### Records
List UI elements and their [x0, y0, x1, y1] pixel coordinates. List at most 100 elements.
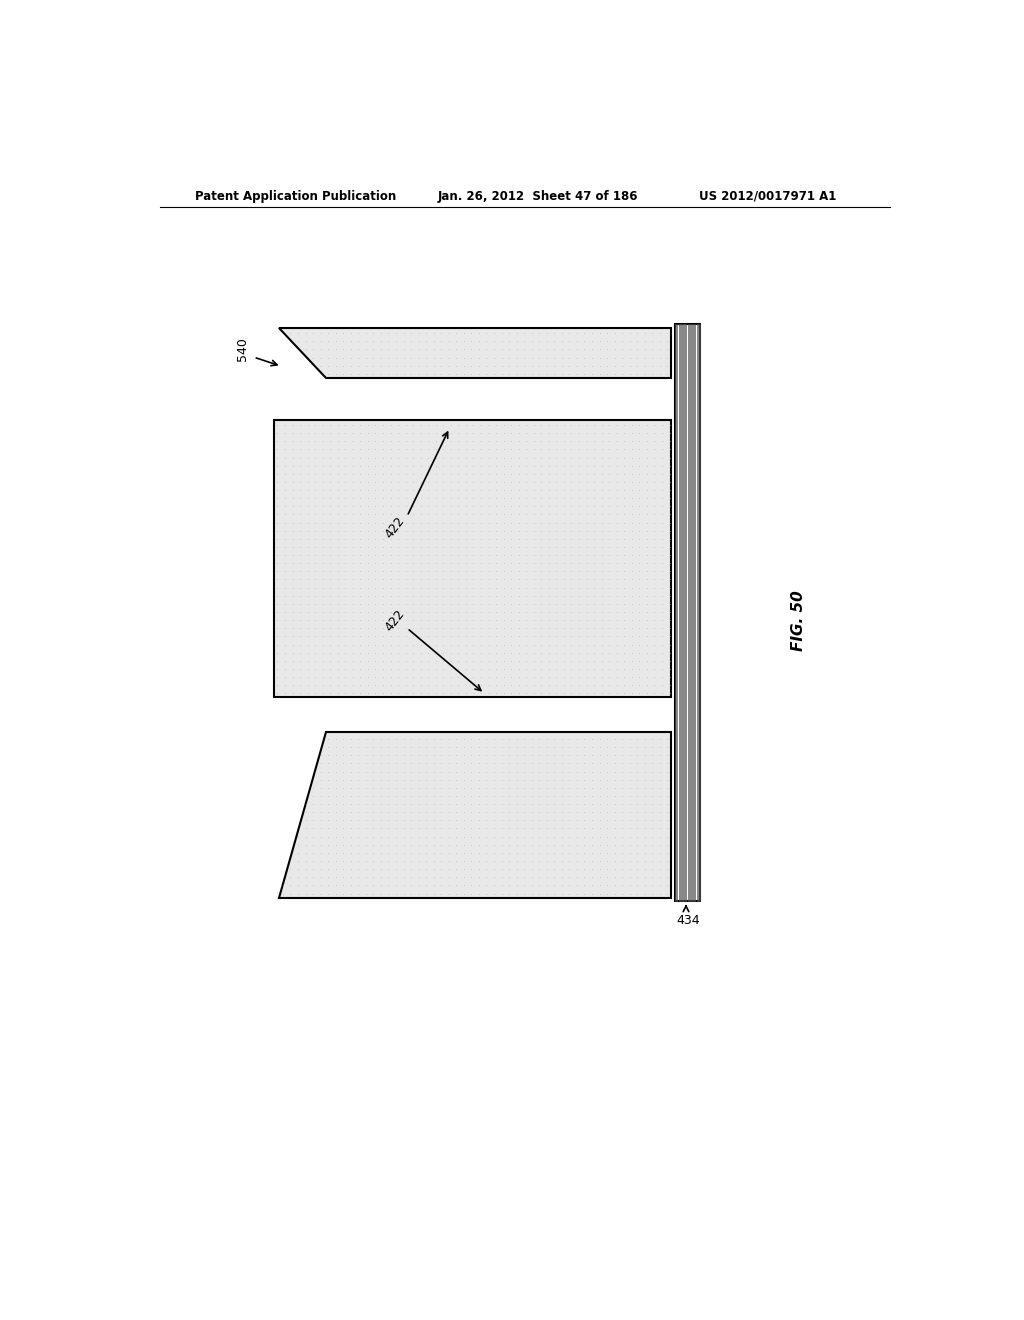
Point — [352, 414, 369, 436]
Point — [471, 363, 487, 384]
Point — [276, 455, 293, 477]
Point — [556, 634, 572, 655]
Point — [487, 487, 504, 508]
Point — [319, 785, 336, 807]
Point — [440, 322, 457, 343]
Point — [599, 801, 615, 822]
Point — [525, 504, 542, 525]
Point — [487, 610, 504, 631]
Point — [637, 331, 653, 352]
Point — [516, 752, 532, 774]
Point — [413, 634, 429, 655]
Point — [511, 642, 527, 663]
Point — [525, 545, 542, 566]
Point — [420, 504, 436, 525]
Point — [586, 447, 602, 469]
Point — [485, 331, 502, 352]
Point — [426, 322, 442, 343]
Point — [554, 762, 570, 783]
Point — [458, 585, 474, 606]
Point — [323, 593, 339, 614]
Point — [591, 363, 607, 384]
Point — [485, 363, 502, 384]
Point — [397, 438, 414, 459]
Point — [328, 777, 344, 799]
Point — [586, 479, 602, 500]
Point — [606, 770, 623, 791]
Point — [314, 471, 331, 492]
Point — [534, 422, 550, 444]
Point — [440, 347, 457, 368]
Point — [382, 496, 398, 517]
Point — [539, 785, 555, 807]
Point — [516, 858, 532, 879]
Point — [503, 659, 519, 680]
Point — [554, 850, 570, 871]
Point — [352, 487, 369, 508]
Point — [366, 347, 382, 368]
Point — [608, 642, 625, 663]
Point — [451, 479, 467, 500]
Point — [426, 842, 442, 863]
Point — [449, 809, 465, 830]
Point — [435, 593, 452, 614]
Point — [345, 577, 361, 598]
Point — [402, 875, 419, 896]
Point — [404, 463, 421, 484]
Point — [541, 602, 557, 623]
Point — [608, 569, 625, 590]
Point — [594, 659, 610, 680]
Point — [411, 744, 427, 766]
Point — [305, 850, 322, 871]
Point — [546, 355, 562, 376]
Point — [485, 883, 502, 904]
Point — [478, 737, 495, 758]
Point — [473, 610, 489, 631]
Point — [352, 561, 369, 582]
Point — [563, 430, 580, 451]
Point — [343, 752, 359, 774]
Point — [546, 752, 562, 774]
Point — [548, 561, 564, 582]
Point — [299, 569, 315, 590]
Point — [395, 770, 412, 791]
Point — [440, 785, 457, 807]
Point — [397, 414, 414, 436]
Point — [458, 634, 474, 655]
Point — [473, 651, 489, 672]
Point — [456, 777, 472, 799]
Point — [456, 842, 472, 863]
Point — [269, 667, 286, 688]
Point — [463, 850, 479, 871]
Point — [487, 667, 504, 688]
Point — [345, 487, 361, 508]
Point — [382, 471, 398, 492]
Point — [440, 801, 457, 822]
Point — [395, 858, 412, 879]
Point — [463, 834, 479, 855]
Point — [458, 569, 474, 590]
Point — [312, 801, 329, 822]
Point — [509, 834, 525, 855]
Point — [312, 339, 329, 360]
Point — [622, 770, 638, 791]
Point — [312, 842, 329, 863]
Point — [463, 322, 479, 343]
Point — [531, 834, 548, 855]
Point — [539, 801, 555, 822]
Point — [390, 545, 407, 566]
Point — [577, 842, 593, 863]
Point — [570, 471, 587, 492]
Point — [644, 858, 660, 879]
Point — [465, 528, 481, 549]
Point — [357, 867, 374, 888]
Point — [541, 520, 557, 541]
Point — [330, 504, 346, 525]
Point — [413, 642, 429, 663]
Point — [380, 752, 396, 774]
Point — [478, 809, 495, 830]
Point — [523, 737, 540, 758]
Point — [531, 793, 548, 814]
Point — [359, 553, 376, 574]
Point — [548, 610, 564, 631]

### What you are asked to do
Copy every row above word for word, but leave out the picture.

### Solution to this task
List UI elements and their [x0, y0, x1, y1] pixel coordinates. List at most 100 elements.
Point — [352, 414, 369, 436]
Point — [471, 363, 487, 384]
Point — [276, 455, 293, 477]
Point — [556, 634, 572, 655]
Point — [487, 487, 504, 508]
Point — [319, 785, 336, 807]
Point — [440, 322, 457, 343]
Point — [599, 801, 615, 822]
Point — [525, 504, 542, 525]
Point — [487, 610, 504, 631]
Point — [637, 331, 653, 352]
Point — [516, 752, 532, 774]
Point — [413, 634, 429, 655]
Point — [511, 642, 527, 663]
Point — [525, 545, 542, 566]
Point — [420, 504, 436, 525]
Point — [586, 447, 602, 469]
Point — [485, 331, 502, 352]
Point — [426, 322, 442, 343]
Point — [554, 762, 570, 783]
Point — [458, 585, 474, 606]
Point — [323, 593, 339, 614]
Point — [591, 363, 607, 384]
Point — [485, 363, 502, 384]
Point — [397, 438, 414, 459]
Point — [328, 777, 344, 799]
Point — [586, 479, 602, 500]
Point — [606, 770, 623, 791]
Point — [314, 471, 331, 492]
Point — [534, 422, 550, 444]
Point — [440, 347, 457, 368]
Point — [382, 496, 398, 517]
Point — [539, 785, 555, 807]
Point — [516, 858, 532, 879]
Point — [503, 659, 519, 680]
Point — [554, 850, 570, 871]
Point — [352, 487, 369, 508]
Point — [366, 347, 382, 368]
Point — [608, 642, 625, 663]
Point — [451, 479, 467, 500]
Point — [426, 842, 442, 863]
Point — [449, 809, 465, 830]
Point — [435, 593, 452, 614]
Point — [345, 577, 361, 598]
Point — [402, 875, 419, 896]
Point — [404, 463, 421, 484]
Point — [541, 602, 557, 623]
Point — [608, 569, 625, 590]
Point — [594, 659, 610, 680]
Point — [411, 744, 427, 766]
Point — [305, 850, 322, 871]
Point — [546, 355, 562, 376]
Point — [485, 883, 502, 904]
Point — [478, 737, 495, 758]
Point — [473, 610, 489, 631]
Point — [352, 561, 369, 582]
Point — [563, 430, 580, 451]
Point — [343, 752, 359, 774]
Point — [546, 752, 562, 774]
Point — [548, 561, 564, 582]
Point — [299, 569, 315, 590]
Point — [395, 770, 412, 791]
Point — [440, 785, 457, 807]
Point — [397, 414, 414, 436]
Point — [458, 634, 474, 655]
Point — [473, 651, 489, 672]
Point — [456, 777, 472, 799]
Point — [456, 842, 472, 863]
Point — [269, 667, 286, 688]
Point — [463, 850, 479, 871]
Point — [487, 667, 504, 688]
Point — [345, 487, 361, 508]
Point — [382, 471, 398, 492]
Point — [440, 801, 457, 822]
Point — [395, 858, 412, 879]
Point — [463, 834, 479, 855]
Point — [458, 569, 474, 590]
Point — [312, 801, 329, 822]
Point — [509, 834, 525, 855]
Point — [312, 339, 329, 360]
Point — [622, 770, 638, 791]
Point — [312, 842, 329, 863]
Point — [463, 322, 479, 343]
Point — [531, 834, 548, 855]
Point — [539, 801, 555, 822]
Point — [390, 545, 407, 566]
Point — [577, 842, 593, 863]
Point — [570, 471, 587, 492]
Point — [644, 858, 660, 879]
Point — [465, 528, 481, 549]
Point — [357, 867, 374, 888]
Point — [541, 520, 557, 541]
Point — [330, 504, 346, 525]
Point — [413, 642, 429, 663]
Point — [380, 752, 396, 774]
Point — [478, 809, 495, 830]
Point — [523, 737, 540, 758]
Point — [531, 793, 548, 814]
Point — [359, 553, 376, 574]
Point — [548, 610, 564, 631]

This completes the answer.